**** Raw records
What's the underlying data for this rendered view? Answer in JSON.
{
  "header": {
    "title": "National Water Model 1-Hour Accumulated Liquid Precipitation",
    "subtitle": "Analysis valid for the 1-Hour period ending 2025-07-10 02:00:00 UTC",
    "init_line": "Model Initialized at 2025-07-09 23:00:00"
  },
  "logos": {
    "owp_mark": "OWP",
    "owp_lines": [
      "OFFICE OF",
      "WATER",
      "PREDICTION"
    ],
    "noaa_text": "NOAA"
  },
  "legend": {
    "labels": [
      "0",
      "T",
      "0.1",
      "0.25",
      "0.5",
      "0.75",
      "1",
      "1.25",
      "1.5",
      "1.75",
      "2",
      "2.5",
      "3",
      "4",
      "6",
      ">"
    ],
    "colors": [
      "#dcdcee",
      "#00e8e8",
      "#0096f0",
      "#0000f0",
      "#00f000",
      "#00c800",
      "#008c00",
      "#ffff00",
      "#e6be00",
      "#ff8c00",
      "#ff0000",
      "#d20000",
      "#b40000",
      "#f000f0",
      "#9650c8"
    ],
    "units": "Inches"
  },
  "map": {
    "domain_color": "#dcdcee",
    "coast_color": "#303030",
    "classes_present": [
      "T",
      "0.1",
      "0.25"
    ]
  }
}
********
Take the entries above and transcribe them in full.

Expected answer:
What's the underlying data for this rendered view? Answer in JSON.
{
  "header": {
    "title": "National Water Model 1-Hour Accumulated Liquid Precipitation",
    "subtitle": "Analysis valid for the 1-Hour period ending 2025-07-10 02:00:00 UTC",
    "init_line": "Model Initialized at 2025-07-09 23:00:00"
  },
  "logos": {
    "owp_mark": "OWP",
    "owp_lines": [
      "OFFICE OF",
      "WATER",
      "PREDICTION"
    ],
    "noaa_text": "NOAA"
  },
  "legend": {
    "labels": [
      "0",
      "T",
      "0.1",
      "0.25",
      "0.5",
      "0.75",
      "1",
      "1.25",
      "1.5",
      "1.75",
      "2",
      "2.5",
      "3",
      "4",
      "6",
      ">"
    ],
    "colors": [
      "#dcdcee",
      "#00e8e8",
      "#0096f0",
      "#0000f0",
      "#00f000",
      "#00c800",
      "#008c00",
      "#ffff00",
      "#e6be00",
      "#ff8c00",
      "#ff0000",
      "#d20000",
      "#b40000",
      "#f000f0",
      "#9650c8"
    ],
    "units": "Inches"
  },
  "map": {
    "domain_color": "#dcdcee",
    "coast_color": "#303030",
    "classes_present": [
      "T",
      "0.1",
      "0.25"
    ]
  }
}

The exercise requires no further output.